#### WRITTEN EXERCISE:
Tally the lines in the data that follows that include the word "الفناء", and report nothing but the total.

--------------------

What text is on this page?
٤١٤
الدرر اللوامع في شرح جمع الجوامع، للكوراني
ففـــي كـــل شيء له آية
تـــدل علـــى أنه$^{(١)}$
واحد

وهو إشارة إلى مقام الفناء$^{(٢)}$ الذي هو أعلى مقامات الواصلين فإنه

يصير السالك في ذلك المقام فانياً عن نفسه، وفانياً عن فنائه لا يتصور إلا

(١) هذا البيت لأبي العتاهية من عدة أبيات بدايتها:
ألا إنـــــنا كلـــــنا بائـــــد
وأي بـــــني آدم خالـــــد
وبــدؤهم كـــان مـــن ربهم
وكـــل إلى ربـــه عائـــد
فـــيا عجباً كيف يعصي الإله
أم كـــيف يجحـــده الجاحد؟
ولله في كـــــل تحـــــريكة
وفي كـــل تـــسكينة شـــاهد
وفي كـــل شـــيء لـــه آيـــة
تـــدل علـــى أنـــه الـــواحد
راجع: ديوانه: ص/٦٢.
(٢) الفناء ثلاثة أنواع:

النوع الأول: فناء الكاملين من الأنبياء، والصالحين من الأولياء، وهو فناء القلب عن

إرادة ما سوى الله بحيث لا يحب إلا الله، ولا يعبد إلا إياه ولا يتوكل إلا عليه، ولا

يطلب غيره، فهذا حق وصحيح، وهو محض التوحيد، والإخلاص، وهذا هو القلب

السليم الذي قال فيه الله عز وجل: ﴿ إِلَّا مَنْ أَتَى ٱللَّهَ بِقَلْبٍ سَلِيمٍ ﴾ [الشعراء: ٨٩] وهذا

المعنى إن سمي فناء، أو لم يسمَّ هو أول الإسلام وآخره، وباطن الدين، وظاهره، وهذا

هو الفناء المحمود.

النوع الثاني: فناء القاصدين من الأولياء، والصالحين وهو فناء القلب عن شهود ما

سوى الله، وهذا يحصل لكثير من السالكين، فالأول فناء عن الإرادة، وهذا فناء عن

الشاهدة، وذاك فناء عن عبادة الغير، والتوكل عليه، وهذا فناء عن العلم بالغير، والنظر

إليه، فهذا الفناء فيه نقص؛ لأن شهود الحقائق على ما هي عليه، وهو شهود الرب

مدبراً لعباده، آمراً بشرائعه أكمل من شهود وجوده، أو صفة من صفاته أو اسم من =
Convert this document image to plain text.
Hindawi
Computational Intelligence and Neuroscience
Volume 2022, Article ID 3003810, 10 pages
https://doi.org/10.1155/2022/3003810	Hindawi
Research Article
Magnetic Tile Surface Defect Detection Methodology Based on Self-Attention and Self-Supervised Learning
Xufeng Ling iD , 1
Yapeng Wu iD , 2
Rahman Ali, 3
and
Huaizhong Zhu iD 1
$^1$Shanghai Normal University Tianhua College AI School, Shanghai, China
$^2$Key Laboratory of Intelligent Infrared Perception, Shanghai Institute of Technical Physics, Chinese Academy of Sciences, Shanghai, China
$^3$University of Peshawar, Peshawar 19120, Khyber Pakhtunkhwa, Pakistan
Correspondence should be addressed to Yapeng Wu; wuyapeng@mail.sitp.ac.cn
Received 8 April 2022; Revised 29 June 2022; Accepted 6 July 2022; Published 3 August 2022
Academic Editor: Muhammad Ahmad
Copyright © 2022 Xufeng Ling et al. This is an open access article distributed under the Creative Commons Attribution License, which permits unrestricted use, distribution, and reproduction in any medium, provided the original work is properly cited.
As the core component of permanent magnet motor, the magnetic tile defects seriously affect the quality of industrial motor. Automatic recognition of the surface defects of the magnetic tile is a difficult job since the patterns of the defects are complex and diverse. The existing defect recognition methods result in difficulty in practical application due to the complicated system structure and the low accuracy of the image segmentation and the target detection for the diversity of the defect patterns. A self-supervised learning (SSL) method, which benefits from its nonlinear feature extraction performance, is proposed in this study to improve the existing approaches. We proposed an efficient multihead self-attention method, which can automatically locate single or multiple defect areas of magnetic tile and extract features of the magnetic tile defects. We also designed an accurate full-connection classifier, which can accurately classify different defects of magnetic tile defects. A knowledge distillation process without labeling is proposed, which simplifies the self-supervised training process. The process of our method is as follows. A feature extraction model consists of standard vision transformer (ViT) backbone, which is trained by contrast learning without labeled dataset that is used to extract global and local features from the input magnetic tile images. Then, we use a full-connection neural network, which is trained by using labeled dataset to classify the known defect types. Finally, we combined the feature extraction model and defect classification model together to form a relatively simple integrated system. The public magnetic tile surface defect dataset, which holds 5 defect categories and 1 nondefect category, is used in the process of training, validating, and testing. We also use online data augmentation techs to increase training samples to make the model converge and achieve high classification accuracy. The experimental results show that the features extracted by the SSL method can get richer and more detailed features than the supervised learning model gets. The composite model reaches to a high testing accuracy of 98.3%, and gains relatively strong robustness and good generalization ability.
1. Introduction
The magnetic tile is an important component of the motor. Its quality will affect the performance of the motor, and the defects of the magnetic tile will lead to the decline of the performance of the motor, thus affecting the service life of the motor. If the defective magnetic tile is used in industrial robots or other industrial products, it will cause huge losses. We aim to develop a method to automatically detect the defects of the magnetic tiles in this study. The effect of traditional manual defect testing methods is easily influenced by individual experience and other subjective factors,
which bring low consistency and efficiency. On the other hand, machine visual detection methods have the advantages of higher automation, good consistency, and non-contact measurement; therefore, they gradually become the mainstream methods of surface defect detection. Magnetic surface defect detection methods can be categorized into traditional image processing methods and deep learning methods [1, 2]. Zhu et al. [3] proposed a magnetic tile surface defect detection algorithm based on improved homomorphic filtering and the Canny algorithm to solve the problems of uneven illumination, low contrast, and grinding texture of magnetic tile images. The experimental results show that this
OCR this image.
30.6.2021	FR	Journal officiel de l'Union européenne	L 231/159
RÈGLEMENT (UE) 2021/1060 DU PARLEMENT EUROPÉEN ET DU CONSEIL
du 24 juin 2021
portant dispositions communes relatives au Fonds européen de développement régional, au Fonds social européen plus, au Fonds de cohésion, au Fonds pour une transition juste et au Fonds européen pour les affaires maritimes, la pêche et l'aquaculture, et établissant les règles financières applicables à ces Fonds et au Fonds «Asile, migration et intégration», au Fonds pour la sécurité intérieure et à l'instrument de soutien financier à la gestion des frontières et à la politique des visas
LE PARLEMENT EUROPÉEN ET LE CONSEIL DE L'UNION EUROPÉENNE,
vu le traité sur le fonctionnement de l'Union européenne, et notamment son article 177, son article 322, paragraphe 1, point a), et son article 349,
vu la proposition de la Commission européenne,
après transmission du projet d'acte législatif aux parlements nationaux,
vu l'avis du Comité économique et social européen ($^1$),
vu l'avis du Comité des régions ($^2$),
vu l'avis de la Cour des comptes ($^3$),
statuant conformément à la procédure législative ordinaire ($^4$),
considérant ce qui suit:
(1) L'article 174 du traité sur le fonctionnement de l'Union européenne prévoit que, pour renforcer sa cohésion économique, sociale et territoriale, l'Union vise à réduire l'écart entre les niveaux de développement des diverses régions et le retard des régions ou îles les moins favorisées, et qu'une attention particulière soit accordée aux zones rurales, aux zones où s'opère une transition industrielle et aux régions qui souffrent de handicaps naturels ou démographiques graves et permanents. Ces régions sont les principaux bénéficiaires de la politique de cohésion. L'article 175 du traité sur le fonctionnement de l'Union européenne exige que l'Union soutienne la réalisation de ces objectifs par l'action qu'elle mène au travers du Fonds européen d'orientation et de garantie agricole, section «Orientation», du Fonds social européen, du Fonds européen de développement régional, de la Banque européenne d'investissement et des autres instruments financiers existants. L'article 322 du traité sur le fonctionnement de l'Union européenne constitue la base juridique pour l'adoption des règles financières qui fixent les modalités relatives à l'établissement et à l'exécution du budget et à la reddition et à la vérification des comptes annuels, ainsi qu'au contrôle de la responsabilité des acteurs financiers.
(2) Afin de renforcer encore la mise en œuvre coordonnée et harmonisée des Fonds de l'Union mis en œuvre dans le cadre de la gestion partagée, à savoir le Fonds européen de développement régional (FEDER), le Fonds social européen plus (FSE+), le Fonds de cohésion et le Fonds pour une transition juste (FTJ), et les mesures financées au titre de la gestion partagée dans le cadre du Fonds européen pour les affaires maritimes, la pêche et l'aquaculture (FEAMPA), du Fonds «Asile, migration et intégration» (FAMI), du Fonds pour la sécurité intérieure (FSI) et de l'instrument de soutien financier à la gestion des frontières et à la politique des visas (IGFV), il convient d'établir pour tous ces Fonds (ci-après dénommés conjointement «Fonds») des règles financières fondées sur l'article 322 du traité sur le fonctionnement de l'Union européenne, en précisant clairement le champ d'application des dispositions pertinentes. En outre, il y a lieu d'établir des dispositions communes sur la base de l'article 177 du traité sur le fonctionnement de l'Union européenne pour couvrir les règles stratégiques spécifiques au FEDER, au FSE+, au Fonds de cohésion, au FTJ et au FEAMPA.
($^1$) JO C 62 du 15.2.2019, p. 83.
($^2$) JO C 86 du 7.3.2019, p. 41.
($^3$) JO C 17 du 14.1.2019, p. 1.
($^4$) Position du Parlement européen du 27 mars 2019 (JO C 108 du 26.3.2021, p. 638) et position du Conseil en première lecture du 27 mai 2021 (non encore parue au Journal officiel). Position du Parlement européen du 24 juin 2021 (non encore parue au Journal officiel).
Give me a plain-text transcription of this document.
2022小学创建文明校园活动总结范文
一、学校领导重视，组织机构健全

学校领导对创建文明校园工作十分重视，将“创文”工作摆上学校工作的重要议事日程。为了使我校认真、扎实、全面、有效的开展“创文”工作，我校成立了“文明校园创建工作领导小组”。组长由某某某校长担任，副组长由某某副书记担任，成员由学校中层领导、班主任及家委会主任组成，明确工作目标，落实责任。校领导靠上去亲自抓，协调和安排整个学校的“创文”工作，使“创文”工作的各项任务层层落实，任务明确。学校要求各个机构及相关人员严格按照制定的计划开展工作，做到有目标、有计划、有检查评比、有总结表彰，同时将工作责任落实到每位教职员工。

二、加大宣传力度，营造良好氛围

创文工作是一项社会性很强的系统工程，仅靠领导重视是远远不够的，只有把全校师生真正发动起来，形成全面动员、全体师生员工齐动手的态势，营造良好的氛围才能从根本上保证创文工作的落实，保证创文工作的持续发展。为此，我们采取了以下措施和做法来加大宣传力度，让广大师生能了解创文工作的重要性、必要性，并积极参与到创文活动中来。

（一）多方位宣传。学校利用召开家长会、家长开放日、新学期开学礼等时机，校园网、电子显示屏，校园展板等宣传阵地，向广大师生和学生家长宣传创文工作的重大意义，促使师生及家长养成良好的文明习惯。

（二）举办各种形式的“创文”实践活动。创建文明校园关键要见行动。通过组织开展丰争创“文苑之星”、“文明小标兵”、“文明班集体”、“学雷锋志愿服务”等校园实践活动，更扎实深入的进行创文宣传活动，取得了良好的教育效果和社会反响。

--------------------

#### FULL SOLUTION:
4